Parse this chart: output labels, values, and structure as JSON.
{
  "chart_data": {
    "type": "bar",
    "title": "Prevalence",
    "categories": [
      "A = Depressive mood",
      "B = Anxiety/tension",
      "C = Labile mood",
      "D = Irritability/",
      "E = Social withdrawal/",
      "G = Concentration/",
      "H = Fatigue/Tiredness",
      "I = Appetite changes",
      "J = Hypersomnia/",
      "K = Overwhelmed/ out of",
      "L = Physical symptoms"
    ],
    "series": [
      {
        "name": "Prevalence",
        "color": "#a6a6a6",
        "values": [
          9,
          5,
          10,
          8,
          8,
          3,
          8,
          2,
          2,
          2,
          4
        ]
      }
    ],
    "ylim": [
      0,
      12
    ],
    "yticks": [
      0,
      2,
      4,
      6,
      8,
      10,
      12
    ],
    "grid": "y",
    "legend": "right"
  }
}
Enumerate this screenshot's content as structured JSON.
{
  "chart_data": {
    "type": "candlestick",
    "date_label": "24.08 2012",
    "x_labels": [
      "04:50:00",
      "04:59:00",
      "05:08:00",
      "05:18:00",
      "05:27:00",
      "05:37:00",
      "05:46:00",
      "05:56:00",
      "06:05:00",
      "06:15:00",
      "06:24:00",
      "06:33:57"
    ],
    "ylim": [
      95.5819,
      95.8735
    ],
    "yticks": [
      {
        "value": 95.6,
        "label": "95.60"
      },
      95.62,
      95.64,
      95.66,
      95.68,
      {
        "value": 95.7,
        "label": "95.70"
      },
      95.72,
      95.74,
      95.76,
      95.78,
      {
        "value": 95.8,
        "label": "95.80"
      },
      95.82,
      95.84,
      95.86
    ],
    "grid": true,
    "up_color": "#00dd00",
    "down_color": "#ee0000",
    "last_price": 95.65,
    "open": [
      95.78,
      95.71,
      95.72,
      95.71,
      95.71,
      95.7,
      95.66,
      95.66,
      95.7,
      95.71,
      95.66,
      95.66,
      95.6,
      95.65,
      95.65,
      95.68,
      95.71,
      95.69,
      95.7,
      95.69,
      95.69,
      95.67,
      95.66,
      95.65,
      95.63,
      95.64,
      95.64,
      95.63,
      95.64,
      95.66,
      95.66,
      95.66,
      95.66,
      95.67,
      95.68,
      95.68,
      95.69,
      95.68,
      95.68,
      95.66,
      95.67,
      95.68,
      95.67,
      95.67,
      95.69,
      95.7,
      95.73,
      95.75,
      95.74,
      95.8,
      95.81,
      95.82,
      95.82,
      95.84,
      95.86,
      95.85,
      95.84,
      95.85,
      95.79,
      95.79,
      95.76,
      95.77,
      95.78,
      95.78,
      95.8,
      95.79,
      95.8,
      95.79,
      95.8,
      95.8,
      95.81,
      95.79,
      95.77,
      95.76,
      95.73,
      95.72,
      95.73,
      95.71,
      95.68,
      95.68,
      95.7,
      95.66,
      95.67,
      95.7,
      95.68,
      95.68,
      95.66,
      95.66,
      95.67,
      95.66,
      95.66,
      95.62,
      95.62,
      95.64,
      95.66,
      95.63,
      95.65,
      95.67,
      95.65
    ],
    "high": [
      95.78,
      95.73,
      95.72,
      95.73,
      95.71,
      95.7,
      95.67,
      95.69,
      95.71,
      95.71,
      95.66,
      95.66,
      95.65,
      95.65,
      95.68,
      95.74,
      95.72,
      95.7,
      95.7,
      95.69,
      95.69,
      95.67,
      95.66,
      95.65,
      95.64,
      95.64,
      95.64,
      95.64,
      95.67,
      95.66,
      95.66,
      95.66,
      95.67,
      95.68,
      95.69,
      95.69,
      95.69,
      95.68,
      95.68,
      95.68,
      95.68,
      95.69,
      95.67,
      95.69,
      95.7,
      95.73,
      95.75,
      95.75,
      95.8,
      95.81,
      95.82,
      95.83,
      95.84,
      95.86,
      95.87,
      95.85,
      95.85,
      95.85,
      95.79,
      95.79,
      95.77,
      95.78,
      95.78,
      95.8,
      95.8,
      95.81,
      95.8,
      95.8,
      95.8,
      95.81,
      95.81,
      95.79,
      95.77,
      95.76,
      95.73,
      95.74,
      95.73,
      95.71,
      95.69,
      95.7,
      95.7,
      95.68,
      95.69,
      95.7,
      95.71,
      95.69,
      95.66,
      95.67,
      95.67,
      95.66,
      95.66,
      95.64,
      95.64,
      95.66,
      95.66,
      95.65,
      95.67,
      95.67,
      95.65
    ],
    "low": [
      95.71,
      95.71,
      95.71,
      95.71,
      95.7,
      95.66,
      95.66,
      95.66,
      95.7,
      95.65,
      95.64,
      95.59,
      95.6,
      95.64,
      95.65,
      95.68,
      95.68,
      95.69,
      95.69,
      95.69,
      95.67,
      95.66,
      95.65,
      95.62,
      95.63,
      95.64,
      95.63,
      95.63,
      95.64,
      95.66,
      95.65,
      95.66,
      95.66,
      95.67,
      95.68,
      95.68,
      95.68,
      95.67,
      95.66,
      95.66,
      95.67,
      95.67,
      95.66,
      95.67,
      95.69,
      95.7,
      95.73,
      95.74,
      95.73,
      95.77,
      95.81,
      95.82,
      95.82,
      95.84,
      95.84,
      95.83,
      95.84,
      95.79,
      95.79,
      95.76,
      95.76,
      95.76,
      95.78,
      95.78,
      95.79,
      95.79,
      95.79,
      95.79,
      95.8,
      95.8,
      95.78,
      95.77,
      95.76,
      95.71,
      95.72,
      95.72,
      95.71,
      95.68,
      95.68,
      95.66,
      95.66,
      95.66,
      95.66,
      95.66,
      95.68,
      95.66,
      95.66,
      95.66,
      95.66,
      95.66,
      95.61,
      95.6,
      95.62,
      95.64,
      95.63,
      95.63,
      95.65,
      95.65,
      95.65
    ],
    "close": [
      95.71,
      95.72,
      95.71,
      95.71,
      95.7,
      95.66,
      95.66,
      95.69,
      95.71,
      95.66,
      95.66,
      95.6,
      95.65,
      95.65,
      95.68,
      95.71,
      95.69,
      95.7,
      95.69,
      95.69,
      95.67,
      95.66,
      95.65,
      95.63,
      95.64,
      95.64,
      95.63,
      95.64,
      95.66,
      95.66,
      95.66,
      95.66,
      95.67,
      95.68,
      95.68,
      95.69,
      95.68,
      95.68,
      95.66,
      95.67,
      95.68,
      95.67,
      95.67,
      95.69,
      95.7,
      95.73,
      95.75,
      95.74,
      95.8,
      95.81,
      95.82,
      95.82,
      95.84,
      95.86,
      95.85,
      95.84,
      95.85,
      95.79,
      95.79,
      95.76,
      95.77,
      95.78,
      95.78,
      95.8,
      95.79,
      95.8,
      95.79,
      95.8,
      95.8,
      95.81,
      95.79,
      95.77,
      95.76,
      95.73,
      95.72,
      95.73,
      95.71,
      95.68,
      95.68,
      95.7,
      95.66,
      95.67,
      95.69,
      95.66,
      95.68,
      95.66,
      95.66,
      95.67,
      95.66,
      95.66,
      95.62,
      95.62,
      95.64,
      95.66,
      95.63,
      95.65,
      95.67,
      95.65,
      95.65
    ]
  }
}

......

▶ Exercise requirements
State the count of lines above containing the string "values", and add nothing to it.

▶ Written reply
2